> [What you will do] Tally the lines in the listing below that contain "title" and report the tally alone.

> [Input for this task]
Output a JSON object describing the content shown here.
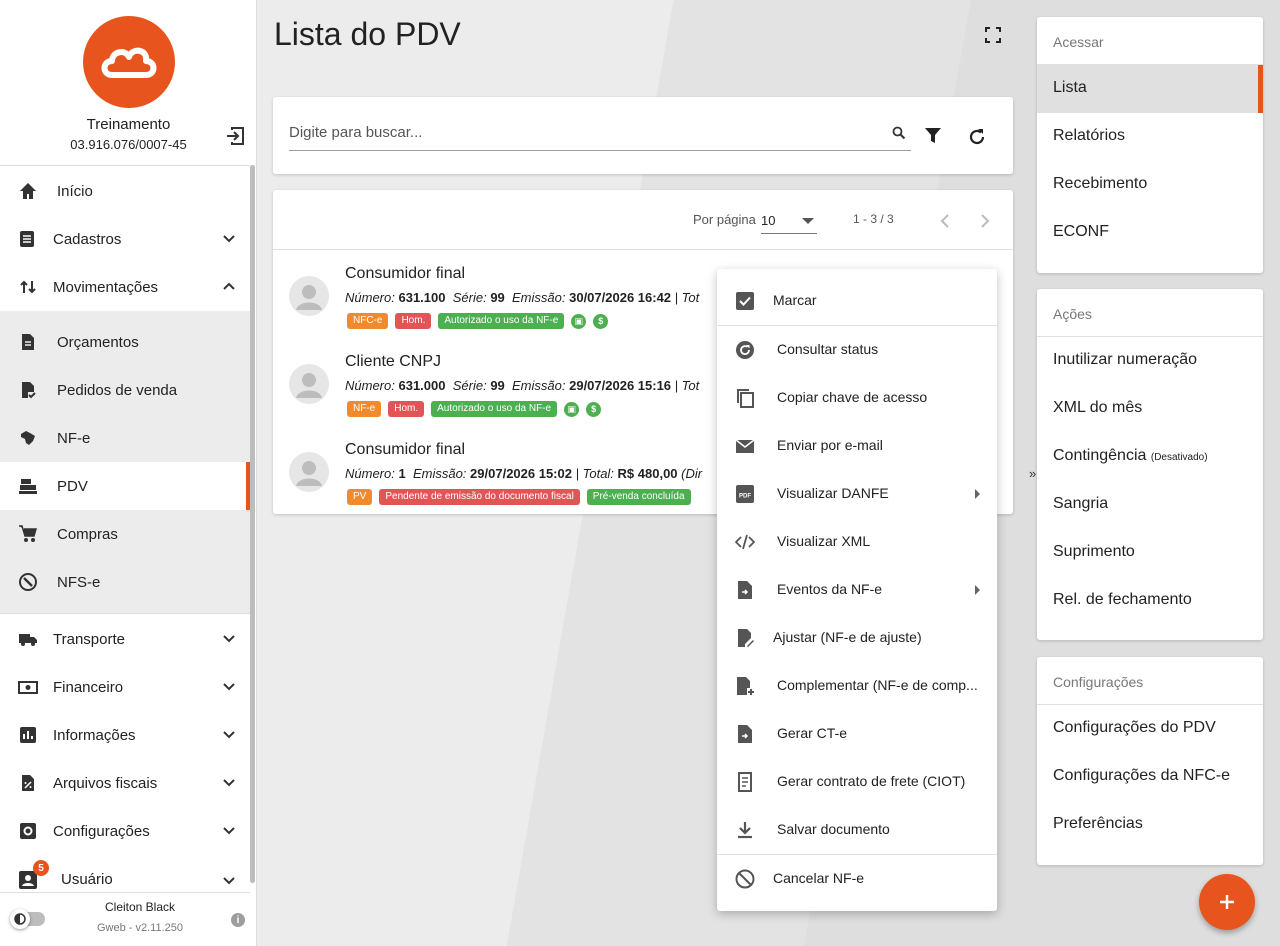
{
  "company": {
    "name": "Treinamento",
    "cnpj": "03.916.076/0007-45"
  },
  "nav": {
    "inicio": "Início",
    "cadastros": "Cadastros",
    "movimentacoes": "Movimentações",
    "sub": [
      "Orçamentos",
      "Pedidos de venda",
      "NF-e",
      "PDV",
      "Compras",
      "NFS-e"
    ],
    "transporte": "Transporte",
    "financeiro": "Financeiro",
    "informacoes": "Informações",
    "arquivos": "Arquivos fiscais",
    "configuracoes": "Configurações",
    "usuario": "Usuário",
    "usuario_badge": "5"
  },
  "footer": {
    "user": "Cleiton Black",
    "version": "Gweb - v2.11.250"
  },
  "page": {
    "title": "Lista do PDV"
  },
  "search": {
    "placeholder": "Digite para buscar..."
  },
  "pager": {
    "label": "Por página",
    "per_page": "10",
    "range": "1 - 3 / 3"
  },
  "rows": [
    {
      "name": "Consumidor final",
      "meta": {
        "numero_label": "Número:",
        "numero": "631.100",
        "serie_label": "Série:",
        "serie": "99",
        "emissao_label": "Emissão:",
        "emissao": "30/07/2026 16:42",
        "tail": "| Tot"
      },
      "tags": [
        "NFC-e",
        "Hom.",
        "Autorizado o uso da NF-e"
      ]
    },
    {
      "name": "Cliente CNPJ",
      "meta": {
        "numero_label": "Número:",
        "numero": "631.000",
        "serie_label": "Série:",
        "serie": "99",
        "emissao_label": "Emissão:",
        "emissao": "29/07/2026 15:16",
        "tail": "| Tot"
      },
      "tags": [
        "NF-e",
        "Hom.",
        "Autorizado o uso da NF-e"
      ]
    },
    {
      "name": "Consumidor final",
      "meta": {
        "numero_label": "Número:",
        "numero": "1",
        "emissao_label": "Emissão:",
        "emissao": "29/07/2026 15:02",
        "total_label": "| Total:",
        "total": "R$ 480,00",
        "tail": "(Dir"
      },
      "tags": [
        "PV",
        "Pendente de emissão do documento fiscal",
        "Pré-venda concluída"
      ]
    }
  ],
  "menu": {
    "marcar": "Marcar",
    "items": [
      "Consultar status",
      "Copiar chave de acesso",
      "Enviar por e-mail",
      "Visualizar DANFE",
      "Visualizar XML",
      "Eventos da NF-e",
      "Ajustar (NF-e de ajuste)",
      "Complementar (NF-e de comp...",
      "Gerar CT-e",
      "Gerar contrato de frete (CIOT)",
      "Salvar documento"
    ],
    "cancelar": "Cancelar NF-e"
  },
  "right": {
    "acessar_head": "Acessar",
    "acessar": [
      "Lista",
      "Relatórios",
      "Recebimento",
      "ECONF"
    ],
    "acoes_head": "Ações",
    "acoes": [
      "Inutilizar numeração",
      "XML do mês",
      "Contingência",
      "Sangria",
      "Suprimento",
      "Rel. de fechamento"
    ],
    "contingencia_note": "(Desativado)",
    "config_head": "Configurações",
    "config": [
      "Configurações do PDV",
      "Configurações da NFC-e",
      "Preferências"
    ]
  },
  "colors": {
    "accent": "#e8541e",
    "green": "#4caf50",
    "red": "#e05656",
    "orange": "#f18a2c"
  }
}
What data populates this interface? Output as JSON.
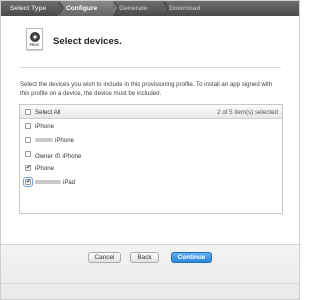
{
  "steps": [
    {
      "label": "Select Type",
      "state": "done"
    },
    {
      "label": "Configure",
      "state": "active"
    },
    {
      "label": "Generate",
      "state": "pending"
    },
    {
      "label": "Download",
      "state": "pending"
    }
  ],
  "header": {
    "icon_label": "PROV",
    "title": "Select devices."
  },
  "description": "Select the devices you wish to include in this provisioning profile. To install an app signed with this profile on a device, the device must be included.",
  "table": {
    "select_all_label": "Select All",
    "selection_count": "2  of 5 item(s) selected",
    "rows": [
      {
        "name": "iPhone",
        "checked": false
      },
      {
        "name": "iPhone",
        "checked": false
      },
      {
        "name": "Owner の iPhone",
        "checked": false
      },
      {
        "name": "iPhone",
        "checked": true
      },
      {
        "name": "iPad",
        "checked": true
      }
    ]
  },
  "buttons": {
    "cancel": "Cancel",
    "back": "Back",
    "continue": "Continue"
  },
  "colors": {
    "primary_button": "#2c86d9",
    "step_bar": "#4a4a4a"
  }
}
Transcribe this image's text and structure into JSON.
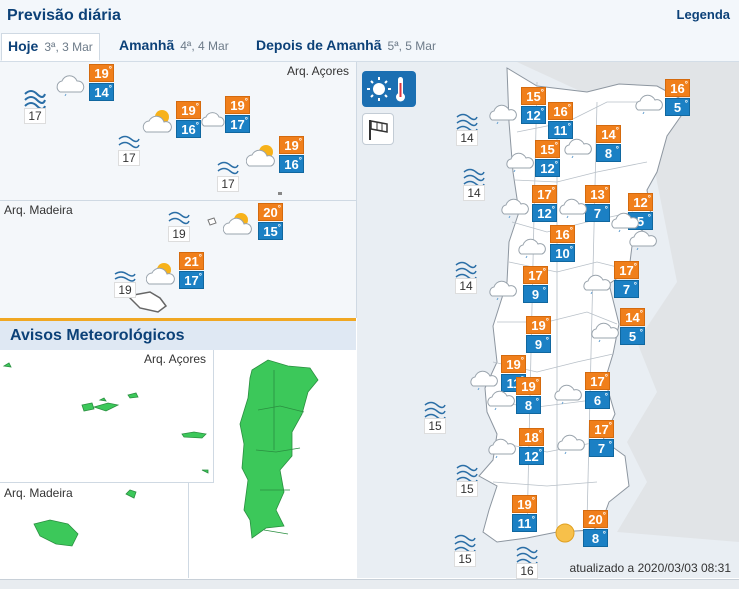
{
  "header": {
    "title": "Previsão diária",
    "legend": "Legenda",
    "tabs": [
      {
        "label": "Hoje",
        "date": "3ª, 3 Mar"
      },
      {
        "label": "Amanhã",
        "date": "4ª, 4 Mar"
      },
      {
        "label": "Depois de Amanhã",
        "date": "5ª, 5 Mar"
      }
    ]
  },
  "islands": {
    "acores_label": "Arq. Açores",
    "madeira_label": "Arq. Madeira",
    "acores_forecasts": [
      {
        "max": "19",
        "min": "14"
      },
      {
        "max": "19",
        "min": "16"
      },
      {
        "max": "19",
        "min": "17"
      },
      {
        "max": "19",
        "min": "16"
      }
    ],
    "acores_sea": [
      "17",
      "17",
      "17"
    ],
    "madeira_forecasts": [
      {
        "max": "20",
        "min": "15"
      },
      {
        "max": "21",
        "min": "17"
      }
    ],
    "madeira_sea": [
      "19",
      "19"
    ]
  },
  "avisos": {
    "title": "Avisos Meteorológicos",
    "acores_label": "Arq. Açores",
    "madeira_label": "Arq. Madeira",
    "color": "#3cc85a"
  },
  "mainland": {
    "forecasts": [
      {
        "max": "16",
        "min": "5"
      },
      {
        "max": "15",
        "min": "12"
      },
      {
        "max": "16",
        "min": "11"
      },
      {
        "max": "14",
        "min": "8"
      },
      {
        "max": "15",
        "min": "12"
      },
      {
        "max": "17",
        "min": "12"
      },
      {
        "max": "13",
        "min": "7"
      },
      {
        "max": "12",
        "min": "5"
      },
      {
        "max": "16",
        "min": "10"
      },
      {
        "max": "17",
        "min": "9"
      },
      {
        "max": "17",
        "min": "7"
      },
      {
        "max": "14",
        "min": "5"
      },
      {
        "max": "19",
        "min": "9"
      },
      {
        "max": "19",
        "min": "11"
      },
      {
        "max": "19",
        "min": "8"
      },
      {
        "max": "17",
        "min": "6"
      },
      {
        "max": "18",
        "min": "12"
      },
      {
        "max": "17",
        "min": "7"
      },
      {
        "max": "19",
        "min": "11"
      },
      {
        "max": "20",
        "min": "8"
      }
    ],
    "sea": [
      "14",
      "14",
      "14",
      "15",
      "15",
      "15",
      "16"
    ],
    "updated": "atualizado a 2020/03/03 08:31"
  },
  "colors": {
    "max": "#f07f1b",
    "min": "#1b80c4",
    "land": "#ffffff",
    "sea": "#e9eef3"
  }
}
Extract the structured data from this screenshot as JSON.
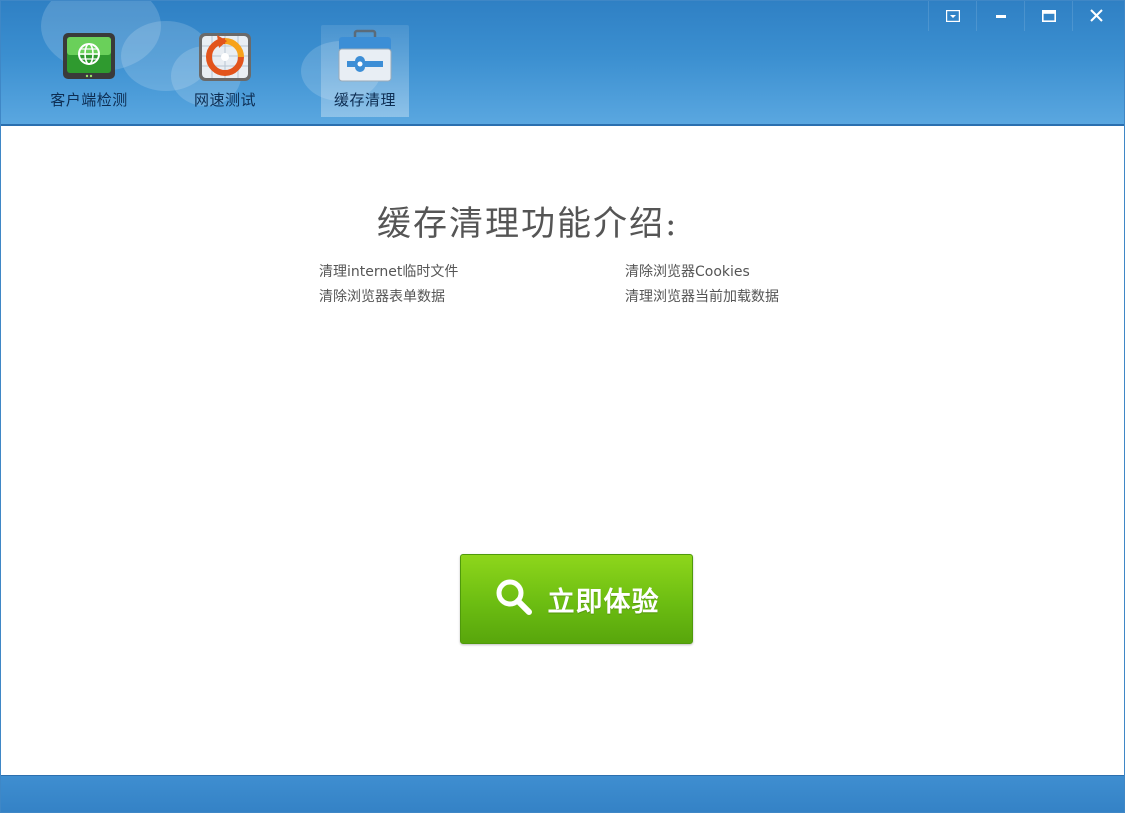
{
  "tabs": [
    {
      "label": "客户端检测",
      "icon": "monitor-globe-icon"
    },
    {
      "label": "网速测试",
      "icon": "speed-refresh-icon"
    },
    {
      "label": "缓存清理",
      "icon": "toolbox-wrench-icon"
    }
  ],
  "active_tab": 2,
  "window_controls": {
    "menu_icon": "dropdown-menu-icon",
    "minimize_icon": "minimize-icon",
    "maximize_icon": "maximize-icon",
    "close_icon": "close-icon"
  },
  "main": {
    "title": "缓存清理功能介绍:",
    "features": [
      "清理internet临时文件",
      "清除浏览器Cookies",
      "清除浏览器表单数据",
      "清理浏览器当前加载数据"
    ],
    "cta_label": "立即体验",
    "cta_icon": "search-icon"
  },
  "colors": {
    "accent": "#3b8fd0",
    "button_green": "#6cbd12"
  }
}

> [Result of the exercise] 5